>> START Provided data

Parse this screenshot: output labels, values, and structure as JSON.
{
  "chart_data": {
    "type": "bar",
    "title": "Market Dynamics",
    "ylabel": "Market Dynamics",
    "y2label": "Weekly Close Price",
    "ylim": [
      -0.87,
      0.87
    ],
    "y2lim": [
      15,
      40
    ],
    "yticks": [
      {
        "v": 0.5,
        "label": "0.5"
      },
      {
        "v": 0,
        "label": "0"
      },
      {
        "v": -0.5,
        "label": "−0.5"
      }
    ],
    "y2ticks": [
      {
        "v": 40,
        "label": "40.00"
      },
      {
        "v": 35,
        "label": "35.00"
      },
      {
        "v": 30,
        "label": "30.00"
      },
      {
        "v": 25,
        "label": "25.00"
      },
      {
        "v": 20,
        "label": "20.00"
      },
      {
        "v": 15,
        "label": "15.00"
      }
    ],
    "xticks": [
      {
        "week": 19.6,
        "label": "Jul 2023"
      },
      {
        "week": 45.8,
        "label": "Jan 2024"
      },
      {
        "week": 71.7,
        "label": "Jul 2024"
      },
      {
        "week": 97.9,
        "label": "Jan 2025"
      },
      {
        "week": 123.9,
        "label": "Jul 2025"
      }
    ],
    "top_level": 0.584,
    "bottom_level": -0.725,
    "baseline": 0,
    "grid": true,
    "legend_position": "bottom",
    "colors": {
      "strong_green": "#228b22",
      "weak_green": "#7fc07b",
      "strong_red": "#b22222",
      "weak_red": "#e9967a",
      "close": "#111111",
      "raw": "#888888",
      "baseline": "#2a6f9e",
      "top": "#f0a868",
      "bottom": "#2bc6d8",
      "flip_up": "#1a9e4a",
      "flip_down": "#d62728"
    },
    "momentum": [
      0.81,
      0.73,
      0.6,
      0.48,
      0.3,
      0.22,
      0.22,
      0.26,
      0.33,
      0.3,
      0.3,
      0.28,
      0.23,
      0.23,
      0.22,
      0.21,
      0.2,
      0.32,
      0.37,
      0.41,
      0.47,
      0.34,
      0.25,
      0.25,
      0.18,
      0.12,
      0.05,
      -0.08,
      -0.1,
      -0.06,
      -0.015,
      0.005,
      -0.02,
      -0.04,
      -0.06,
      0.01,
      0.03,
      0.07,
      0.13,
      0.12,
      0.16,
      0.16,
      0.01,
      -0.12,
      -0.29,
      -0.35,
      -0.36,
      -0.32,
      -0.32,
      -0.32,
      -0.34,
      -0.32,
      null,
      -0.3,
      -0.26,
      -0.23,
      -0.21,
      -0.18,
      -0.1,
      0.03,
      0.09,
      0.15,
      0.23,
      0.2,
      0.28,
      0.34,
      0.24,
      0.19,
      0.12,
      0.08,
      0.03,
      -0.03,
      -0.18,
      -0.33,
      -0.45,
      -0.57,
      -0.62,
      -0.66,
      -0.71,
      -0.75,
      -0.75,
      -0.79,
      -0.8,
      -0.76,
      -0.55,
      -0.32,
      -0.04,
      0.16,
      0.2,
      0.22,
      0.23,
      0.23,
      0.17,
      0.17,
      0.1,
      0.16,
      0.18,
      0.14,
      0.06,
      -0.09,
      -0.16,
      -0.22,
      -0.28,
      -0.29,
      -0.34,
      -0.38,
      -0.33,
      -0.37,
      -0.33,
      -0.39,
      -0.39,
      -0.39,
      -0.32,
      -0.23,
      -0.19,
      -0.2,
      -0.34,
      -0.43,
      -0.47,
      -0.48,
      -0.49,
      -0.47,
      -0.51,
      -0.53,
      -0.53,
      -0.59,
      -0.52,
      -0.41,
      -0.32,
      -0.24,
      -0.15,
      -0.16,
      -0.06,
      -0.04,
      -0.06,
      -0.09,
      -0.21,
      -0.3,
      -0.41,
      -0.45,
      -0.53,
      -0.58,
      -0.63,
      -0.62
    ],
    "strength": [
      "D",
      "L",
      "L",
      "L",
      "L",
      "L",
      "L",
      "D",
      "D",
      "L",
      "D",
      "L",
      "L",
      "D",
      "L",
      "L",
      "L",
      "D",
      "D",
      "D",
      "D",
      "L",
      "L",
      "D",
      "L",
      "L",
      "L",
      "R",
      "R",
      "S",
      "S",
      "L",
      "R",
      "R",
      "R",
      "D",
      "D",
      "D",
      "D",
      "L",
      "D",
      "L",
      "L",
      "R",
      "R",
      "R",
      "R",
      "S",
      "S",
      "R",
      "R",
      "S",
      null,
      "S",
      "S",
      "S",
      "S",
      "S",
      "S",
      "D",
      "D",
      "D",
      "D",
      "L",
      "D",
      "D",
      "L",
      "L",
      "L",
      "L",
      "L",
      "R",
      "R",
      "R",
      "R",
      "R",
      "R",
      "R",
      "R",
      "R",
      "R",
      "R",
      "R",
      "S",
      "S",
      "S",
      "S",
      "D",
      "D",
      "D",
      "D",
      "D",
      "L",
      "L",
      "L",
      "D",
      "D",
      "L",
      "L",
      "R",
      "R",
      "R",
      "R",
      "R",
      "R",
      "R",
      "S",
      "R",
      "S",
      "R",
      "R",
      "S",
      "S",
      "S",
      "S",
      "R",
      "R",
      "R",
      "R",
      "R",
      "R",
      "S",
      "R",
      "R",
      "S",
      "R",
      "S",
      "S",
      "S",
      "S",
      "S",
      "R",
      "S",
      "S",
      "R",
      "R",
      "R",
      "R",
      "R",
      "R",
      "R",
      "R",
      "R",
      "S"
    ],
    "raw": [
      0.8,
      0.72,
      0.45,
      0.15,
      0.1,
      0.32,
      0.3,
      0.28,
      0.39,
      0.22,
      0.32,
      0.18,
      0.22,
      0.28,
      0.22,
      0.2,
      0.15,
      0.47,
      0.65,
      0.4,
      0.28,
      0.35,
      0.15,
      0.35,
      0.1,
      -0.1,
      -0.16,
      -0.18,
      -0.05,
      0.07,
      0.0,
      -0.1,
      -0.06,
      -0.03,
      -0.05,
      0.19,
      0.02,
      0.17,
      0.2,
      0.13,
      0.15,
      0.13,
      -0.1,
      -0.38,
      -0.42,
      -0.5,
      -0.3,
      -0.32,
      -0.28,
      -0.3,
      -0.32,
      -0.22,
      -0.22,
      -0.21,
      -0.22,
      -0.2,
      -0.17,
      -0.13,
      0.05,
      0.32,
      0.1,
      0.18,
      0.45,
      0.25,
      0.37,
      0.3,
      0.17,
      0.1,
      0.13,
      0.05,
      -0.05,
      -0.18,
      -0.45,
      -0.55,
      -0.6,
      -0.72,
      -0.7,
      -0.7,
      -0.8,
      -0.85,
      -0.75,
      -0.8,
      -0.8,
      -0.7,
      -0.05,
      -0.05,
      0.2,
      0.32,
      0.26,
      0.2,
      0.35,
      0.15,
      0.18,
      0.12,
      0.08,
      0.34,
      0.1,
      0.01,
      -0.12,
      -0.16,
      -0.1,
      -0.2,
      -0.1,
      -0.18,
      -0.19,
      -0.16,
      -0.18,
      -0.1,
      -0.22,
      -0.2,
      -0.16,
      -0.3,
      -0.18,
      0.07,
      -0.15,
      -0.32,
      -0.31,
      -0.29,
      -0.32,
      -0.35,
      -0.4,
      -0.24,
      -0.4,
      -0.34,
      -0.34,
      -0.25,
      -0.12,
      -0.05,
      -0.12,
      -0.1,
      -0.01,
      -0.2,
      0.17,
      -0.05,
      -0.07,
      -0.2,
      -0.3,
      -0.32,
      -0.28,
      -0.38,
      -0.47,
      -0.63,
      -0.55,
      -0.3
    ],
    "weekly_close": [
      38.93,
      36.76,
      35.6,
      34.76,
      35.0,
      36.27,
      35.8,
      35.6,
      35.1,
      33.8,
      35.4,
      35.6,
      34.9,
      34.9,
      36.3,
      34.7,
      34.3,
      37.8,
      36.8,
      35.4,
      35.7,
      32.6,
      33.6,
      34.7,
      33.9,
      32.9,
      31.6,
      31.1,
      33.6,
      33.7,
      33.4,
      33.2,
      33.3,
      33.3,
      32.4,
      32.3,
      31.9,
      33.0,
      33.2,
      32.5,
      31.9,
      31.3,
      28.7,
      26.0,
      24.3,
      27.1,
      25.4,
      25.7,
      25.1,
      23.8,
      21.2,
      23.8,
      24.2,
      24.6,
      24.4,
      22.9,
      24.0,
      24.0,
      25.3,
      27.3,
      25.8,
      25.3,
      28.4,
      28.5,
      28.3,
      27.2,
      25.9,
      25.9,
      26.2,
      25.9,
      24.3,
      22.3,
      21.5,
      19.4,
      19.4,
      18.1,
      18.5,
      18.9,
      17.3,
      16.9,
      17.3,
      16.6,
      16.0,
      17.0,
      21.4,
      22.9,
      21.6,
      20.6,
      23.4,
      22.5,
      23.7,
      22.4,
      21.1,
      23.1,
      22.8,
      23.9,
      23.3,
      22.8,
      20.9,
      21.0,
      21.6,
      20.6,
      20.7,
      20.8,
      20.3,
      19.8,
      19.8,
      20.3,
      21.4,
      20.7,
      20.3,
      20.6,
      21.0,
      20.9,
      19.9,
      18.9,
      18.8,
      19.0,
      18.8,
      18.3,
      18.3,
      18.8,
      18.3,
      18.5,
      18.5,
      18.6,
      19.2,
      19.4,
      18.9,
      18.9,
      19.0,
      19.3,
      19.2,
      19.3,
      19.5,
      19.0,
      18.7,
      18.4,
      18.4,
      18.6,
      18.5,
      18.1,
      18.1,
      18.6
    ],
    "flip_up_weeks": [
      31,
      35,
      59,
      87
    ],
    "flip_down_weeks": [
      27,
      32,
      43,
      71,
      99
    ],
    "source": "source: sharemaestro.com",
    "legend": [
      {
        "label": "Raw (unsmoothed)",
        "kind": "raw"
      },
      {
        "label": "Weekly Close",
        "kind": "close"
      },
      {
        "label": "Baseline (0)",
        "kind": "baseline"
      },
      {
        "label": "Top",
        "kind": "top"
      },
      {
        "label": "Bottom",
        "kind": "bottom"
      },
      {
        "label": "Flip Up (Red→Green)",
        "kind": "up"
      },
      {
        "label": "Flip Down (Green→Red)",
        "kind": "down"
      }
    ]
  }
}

>> END Provided data

Written exercise —
Go through the records. Copy each line where "Dynamics" appears.

Answer to the exercise —
    "title": "Market Dynamics",
    "ylabel": "Market Dynamics",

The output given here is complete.